_Exercise task_: Copy out every record below exactly as written, but leave out any pictures.

_Material provided_:
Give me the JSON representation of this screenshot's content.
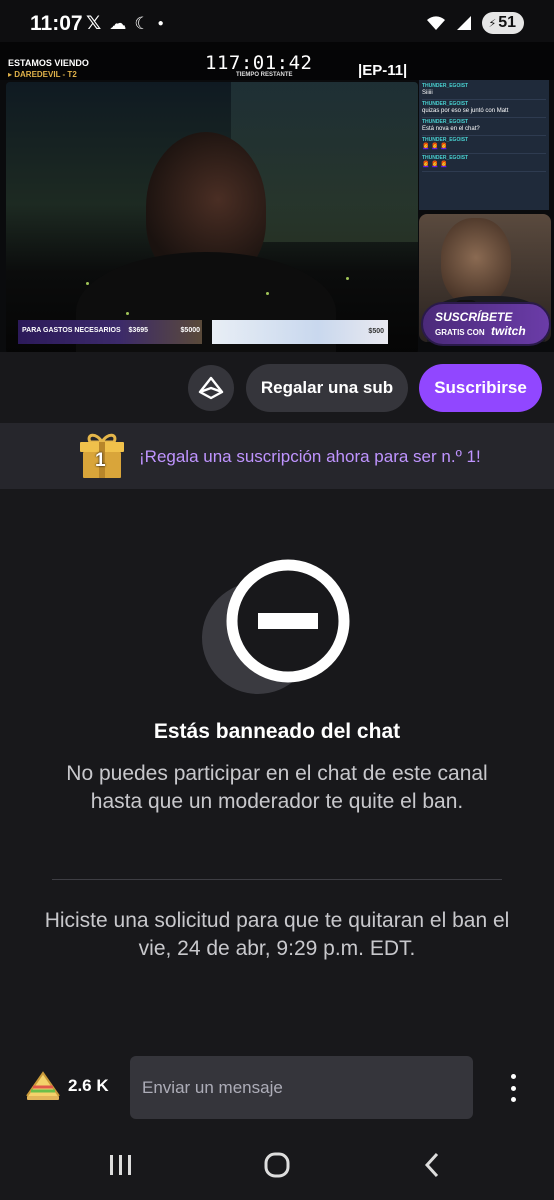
{
  "status_bar": {
    "time": "11:07",
    "battery": "51",
    "left_icons": [
      "x-logo-icon",
      "cloud-icon",
      "moon-icon",
      "dot-icon"
    ],
    "right_icons": [
      "wifi-icon",
      "signal-icon",
      "battery-icon"
    ]
  },
  "video": {
    "watching_label": "ESTAMOS VIENDO",
    "watching_show": "▸ DAREDEVIL - T2",
    "timer": "117:01:42",
    "timer_label": "TIEMPO RESTANTE",
    "episode": "|EP-11|",
    "chat_overlay": [
      {
        "user": "THUNDER_EGOIST",
        "text": "Siiiii"
      },
      {
        "user": "THUNDER_EGOIST",
        "text": "quizas por eso se juntó con Matt"
      },
      {
        "user": "THUNDER_EGOIST",
        "text": "Está nova en el chat?"
      },
      {
        "user": "THUNDER_EGOIST",
        "text": "👩‍🦰 👩‍🦰 👩‍🦰"
      },
      {
        "user": "THUNDER_EGOIST",
        "text": "👩‍🦰 👩‍🦰 👩‍🦰"
      }
    ],
    "sub_badge_title": "SUSCRÍBETE",
    "sub_badge_line": "GRATIS CON",
    "sub_badge_brand": "twitch",
    "banner_left_text": "PARA GASTOS NECESARIOS",
    "banner_left_amount_a": "$3695",
    "banner_left_amount_b": "$5000",
    "banner_right_text": "",
    "banner_right_amount": "$500"
  },
  "actions": {
    "prime_icon": "prime-crown-icon",
    "gift_label": "Regalar una sub",
    "subscribe_label": "Suscribirse",
    "subscribe_color": "#9147ff"
  },
  "promo": {
    "gift_rank": "1",
    "text": "¡Regala una suscripción ahora para ser n.º 1!",
    "text_color": "#bf94ff"
  },
  "ban": {
    "icon": "ban-icon",
    "title": "Estás banneado del chat",
    "description": "No puedes participar en el chat de este canal hasta que un moderador te quite el ban.",
    "request": "Hiciste una solicitud para que te quitaran el ban el vie, 24 de abr, 9:29 p.m. EDT."
  },
  "chat": {
    "viewer_icon": "sandwich-icon",
    "viewer_count": "2.6 K",
    "placeholder": "Enviar un mensaje",
    "more_icon": "more-vertical-icon"
  },
  "nav": {
    "recents_icon": "recents-icon",
    "home_icon": "home-icon",
    "back_icon": "back-icon"
  }
}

_Problem solution_:
Give me the JSON representation of this screenshot's content.
{
  "status_bar": {
    "time": "11:07",
    "battery": "51",
    "left_icons": [
      "x-logo-icon",
      "cloud-icon",
      "moon-icon",
      "dot-icon"
    ],
    "right_icons": [
      "wifi-icon",
      "signal-icon",
      "battery-icon"
    ]
  },
  "video": {
    "watching_label": "ESTAMOS VIENDO",
    "watching_show": "▸ DAREDEVIL - T2",
    "timer": "117:01:42",
    "timer_label": "TIEMPO RESTANTE",
    "episode": "|EP-11|",
    "chat_overlay": [
      {
        "user": "THUNDER_EGOIST",
        "text": "Siiiii"
      },
      {
        "user": "THUNDER_EGOIST",
        "text": "quizas por eso se juntó con Matt"
      },
      {
        "user": "THUNDER_EGOIST",
        "text": "Está nova en el chat?"
      },
      {
        "user": "THUNDER_EGOIST",
        "text": "👩‍🦰 👩‍🦰 👩‍🦰"
      },
      {
        "user": "THUNDER_EGOIST",
        "text": "👩‍🦰 👩‍🦰 👩‍🦰"
      }
    ],
    "sub_badge_title": "SUSCRÍBETE",
    "sub_badge_line": "GRATIS CON",
    "sub_badge_brand": "twitch",
    "banner_left_text": "PARA GASTOS NECESARIOS",
    "banner_left_amount_a": "$3695",
    "banner_left_amount_b": "$5000",
    "banner_right_text": "",
    "banner_right_amount": "$500"
  },
  "actions": {
    "prime_icon": "prime-crown-icon",
    "gift_label": "Regalar una sub",
    "subscribe_label": "Suscribirse",
    "subscribe_color": "#9147ff"
  },
  "promo": {
    "gift_rank": "1",
    "text": "¡Regala una suscripción ahora para ser n.º 1!",
    "text_color": "#bf94ff"
  },
  "ban": {
    "icon": "ban-icon",
    "title": "Estás banneado del chat",
    "description": "No puedes participar en el chat de este canal hasta que un moderador te quite el ban.",
    "request": "Hiciste una solicitud para que te quitaran el ban el vie, 24 de abr, 9:29 p.m. EDT."
  },
  "chat": {
    "viewer_icon": "sandwich-icon",
    "viewer_count": "2.6 K",
    "placeholder": "Enviar un mensaje",
    "more_icon": "more-vertical-icon"
  },
  "nav": {
    "recents_icon": "recents-icon",
    "home_icon": "home-icon",
    "back_icon": "back-icon"
  }
}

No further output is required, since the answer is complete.